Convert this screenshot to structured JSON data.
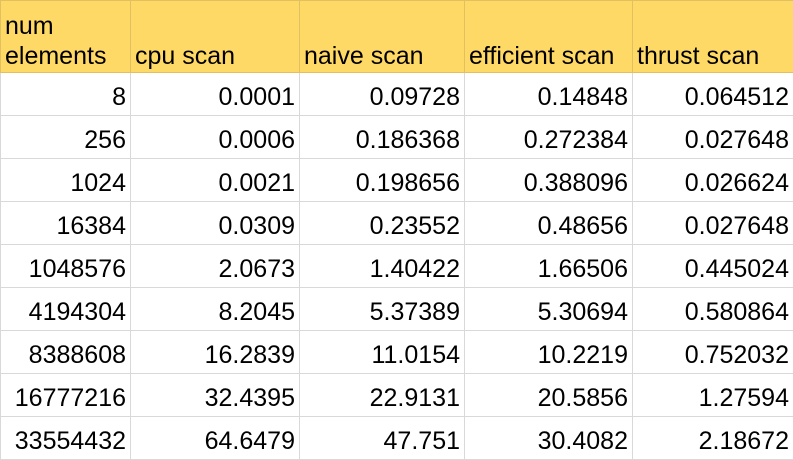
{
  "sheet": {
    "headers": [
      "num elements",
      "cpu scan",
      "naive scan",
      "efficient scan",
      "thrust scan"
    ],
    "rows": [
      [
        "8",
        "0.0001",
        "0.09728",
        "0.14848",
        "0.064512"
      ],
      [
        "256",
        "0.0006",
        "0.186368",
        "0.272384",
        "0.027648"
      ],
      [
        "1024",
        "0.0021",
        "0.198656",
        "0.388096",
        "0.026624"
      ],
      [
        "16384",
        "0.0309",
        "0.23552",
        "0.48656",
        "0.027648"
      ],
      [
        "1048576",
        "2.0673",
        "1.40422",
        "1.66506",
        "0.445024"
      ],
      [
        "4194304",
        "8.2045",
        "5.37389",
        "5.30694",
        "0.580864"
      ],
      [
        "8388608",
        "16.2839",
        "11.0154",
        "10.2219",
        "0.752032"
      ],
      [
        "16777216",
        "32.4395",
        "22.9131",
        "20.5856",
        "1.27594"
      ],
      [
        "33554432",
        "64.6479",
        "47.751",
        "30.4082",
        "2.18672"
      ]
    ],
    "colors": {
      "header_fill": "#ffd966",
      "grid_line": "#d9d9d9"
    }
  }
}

# WHAT IS ASKED:
The data should be printed again unchanged; leave its pictures out.

# PROBLEM SOLUTION:
Convert this screenshot to structured JSON data.
{
  "sheet": {
    "headers": [
      "num elements",
      "cpu scan",
      "naive scan",
      "efficient scan",
      "thrust scan"
    ],
    "rows": [
      [
        "8",
        "0.0001",
        "0.09728",
        "0.14848",
        "0.064512"
      ],
      [
        "256",
        "0.0006",
        "0.186368",
        "0.272384",
        "0.027648"
      ],
      [
        "1024",
        "0.0021",
        "0.198656",
        "0.388096",
        "0.026624"
      ],
      [
        "16384",
        "0.0309",
        "0.23552",
        "0.48656",
        "0.027648"
      ],
      [
        "1048576",
        "2.0673",
        "1.40422",
        "1.66506",
        "0.445024"
      ],
      [
        "4194304",
        "8.2045",
        "5.37389",
        "5.30694",
        "0.580864"
      ],
      [
        "8388608",
        "16.2839",
        "11.0154",
        "10.2219",
        "0.752032"
      ],
      [
        "16777216",
        "32.4395",
        "22.9131",
        "20.5856",
        "1.27594"
      ],
      [
        "33554432",
        "64.6479",
        "47.751",
        "30.4082",
        "2.18672"
      ]
    ],
    "colors": {
      "header_fill": "#ffd966",
      "grid_line": "#d9d9d9"
    }
  }
}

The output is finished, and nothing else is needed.